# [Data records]

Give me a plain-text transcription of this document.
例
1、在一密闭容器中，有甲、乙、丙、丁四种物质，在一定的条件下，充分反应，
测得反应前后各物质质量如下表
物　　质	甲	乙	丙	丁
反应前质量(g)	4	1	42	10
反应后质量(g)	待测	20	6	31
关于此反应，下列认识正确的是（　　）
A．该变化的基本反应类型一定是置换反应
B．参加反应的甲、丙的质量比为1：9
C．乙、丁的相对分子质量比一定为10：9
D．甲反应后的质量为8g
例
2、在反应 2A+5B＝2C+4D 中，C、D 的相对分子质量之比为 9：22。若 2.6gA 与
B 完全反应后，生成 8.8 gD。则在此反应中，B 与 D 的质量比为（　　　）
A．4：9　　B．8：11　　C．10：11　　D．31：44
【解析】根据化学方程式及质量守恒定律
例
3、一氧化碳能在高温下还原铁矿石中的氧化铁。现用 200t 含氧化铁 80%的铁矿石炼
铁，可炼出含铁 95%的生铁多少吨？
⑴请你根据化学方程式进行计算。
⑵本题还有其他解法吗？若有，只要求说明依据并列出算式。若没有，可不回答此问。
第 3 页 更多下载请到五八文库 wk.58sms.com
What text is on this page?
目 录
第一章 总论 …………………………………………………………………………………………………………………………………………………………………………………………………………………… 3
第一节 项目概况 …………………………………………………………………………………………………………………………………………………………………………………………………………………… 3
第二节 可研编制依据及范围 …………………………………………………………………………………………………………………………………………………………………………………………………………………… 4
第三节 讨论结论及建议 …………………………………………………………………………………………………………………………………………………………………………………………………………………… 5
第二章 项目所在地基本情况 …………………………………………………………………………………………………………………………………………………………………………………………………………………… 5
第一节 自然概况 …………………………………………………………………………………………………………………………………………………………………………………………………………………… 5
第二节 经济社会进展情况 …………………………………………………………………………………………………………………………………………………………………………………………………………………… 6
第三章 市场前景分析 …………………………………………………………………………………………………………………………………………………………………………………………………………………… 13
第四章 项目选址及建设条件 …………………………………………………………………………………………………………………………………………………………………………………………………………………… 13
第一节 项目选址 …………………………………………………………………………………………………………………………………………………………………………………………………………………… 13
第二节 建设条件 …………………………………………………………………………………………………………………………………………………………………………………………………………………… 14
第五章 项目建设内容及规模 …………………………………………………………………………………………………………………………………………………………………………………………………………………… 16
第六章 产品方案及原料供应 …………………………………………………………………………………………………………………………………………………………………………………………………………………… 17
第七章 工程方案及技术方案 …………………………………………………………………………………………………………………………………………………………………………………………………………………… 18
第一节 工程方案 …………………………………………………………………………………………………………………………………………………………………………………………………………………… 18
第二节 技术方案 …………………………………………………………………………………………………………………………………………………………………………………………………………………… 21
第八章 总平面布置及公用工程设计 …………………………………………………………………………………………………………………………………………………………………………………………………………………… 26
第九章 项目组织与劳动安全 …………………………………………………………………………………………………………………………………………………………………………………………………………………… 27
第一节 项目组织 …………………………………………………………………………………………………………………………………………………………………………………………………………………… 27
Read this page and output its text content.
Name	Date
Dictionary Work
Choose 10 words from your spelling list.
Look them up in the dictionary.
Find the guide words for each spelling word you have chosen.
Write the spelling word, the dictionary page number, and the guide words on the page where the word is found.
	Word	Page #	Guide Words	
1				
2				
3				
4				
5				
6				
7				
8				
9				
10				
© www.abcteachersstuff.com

# [Directions]
Read through the data and copy every line where "text" shows up.

# [Output]
Give me a plain-text transcription of this document.
What text is on this page?
Read this page and output its text content.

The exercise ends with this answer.